[Aim of the task]: Nothing may be dropped or altered: reproduce all the data.

——————————

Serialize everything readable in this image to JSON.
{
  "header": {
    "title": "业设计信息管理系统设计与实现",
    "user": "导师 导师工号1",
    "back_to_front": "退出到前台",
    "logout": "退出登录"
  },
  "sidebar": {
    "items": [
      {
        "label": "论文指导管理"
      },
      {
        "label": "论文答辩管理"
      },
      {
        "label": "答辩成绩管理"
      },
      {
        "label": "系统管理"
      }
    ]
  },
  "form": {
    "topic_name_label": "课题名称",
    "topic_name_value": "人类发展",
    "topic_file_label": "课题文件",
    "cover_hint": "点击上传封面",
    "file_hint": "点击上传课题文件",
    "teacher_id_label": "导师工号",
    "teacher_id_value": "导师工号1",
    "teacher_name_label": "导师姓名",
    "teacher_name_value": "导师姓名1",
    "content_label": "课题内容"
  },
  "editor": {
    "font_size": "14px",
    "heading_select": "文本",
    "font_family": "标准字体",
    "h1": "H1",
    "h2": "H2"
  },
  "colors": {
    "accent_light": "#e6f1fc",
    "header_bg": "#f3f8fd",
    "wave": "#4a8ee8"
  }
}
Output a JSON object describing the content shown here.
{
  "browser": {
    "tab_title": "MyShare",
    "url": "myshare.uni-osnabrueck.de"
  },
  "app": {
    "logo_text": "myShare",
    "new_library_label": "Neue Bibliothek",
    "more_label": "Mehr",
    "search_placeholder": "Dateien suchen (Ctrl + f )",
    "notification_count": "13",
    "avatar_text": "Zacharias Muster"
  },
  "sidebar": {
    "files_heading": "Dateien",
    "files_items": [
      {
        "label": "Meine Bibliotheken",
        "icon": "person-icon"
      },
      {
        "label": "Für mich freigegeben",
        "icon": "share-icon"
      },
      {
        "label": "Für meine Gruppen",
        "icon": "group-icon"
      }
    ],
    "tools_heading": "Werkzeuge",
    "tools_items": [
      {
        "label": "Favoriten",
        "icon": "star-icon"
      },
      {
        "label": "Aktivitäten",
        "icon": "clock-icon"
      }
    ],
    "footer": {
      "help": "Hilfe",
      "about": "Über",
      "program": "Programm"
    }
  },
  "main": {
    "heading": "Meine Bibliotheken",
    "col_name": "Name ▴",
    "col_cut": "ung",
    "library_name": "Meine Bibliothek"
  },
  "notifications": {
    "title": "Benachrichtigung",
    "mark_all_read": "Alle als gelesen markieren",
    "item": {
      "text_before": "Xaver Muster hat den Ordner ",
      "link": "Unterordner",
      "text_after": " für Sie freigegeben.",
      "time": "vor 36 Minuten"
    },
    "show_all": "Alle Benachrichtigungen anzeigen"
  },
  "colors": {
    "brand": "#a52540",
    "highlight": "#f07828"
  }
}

——————————

[Expected answer]:
Serialize everything readable in this image to JSON.
{
  "header": {
    "title": "业设计信息管理系统设计与实现",
    "user": "导师 导师工号1",
    "back_to_front": "退出到前台",
    "logout": "退出登录"
  },
  "sidebar": {
    "items": [
      {
        "label": "论文指导管理"
      },
      {
        "label": "论文答辩管理"
      },
      {
        "label": "答辩成绩管理"
      },
      {
        "label": "系统管理"
      }
    ]
  },
  "form": {
    "topic_name_label": "课题名称",
    "topic_name_value": "人类发展",
    "topic_file_label": "课题文件",
    "cover_hint": "点击上传封面",
    "file_hint": "点击上传课题文件",
    "teacher_id_label": "导师工号",
    "teacher_id_value": "导师工号1",
    "teacher_name_label": "导师姓名",
    "teacher_name_value": "导师姓名1",
    "content_label": "课题内容"
  },
  "editor": {
    "font_size": "14px",
    "heading_select": "文本",
    "font_family": "标准字体",
    "h1": "H1",
    "h2": "H2"
  },
  "colors": {
    "accent_light": "#e6f1fc",
    "header_bg": "#f3f8fd",
    "wave": "#4a8ee8"
  }
}
Output a JSON object describing the content shown here.
{
  "browser": {
    "tab_title": "MyShare",
    "url": "myshare.uni-osnabrueck.de"
  },
  "app": {
    "logo_text": "myShare",
    "new_library_label": "Neue Bibliothek",
    "more_label": "Mehr",
    "search_placeholder": "Dateien suchen (Ctrl + f )",
    "notification_count": "13",
    "avatar_text": "Zacharias Muster"
  },
  "sidebar": {
    "files_heading": "Dateien",
    "files_items": [
      {
        "label": "Meine Bibliotheken",
        "icon": "person-icon"
      },
      {
        "label": "Für mich freigegeben",
        "icon": "share-icon"
      },
      {
        "label": "Für meine Gruppen",
        "icon": "group-icon"
      }
    ],
    "tools_heading": "Werkzeuge",
    "tools_items": [
      {
        "label": "Favoriten",
        "icon": "star-icon"
      },
      {
        "label": "Aktivitäten",
        "icon": "clock-icon"
      }
    ],
    "footer": {
      "help": "Hilfe",
      "about": "Über",
      "program": "Programm"
    }
  },
  "main": {
    "heading": "Meine Bibliotheken",
    "col_name": "Name ▴",
    "col_cut": "ung",
    "library_name": "Meine Bibliothek"
  },
  "notifications": {
    "title": "Benachrichtigung",
    "mark_all_read": "Alle als gelesen markieren",
    "item": {
      "text_before": "Xaver Muster hat den Ordner ",
      "link": "Unterordner",
      "text_after": " für Sie freigegeben.",
      "time": "vor 36 Minuten"
    },
    "show_all": "Alle Benachrichtigungen anzeigen"
  },
  "colors": {
    "brand": "#a52540",
    "highlight": "#f07828"
  }
}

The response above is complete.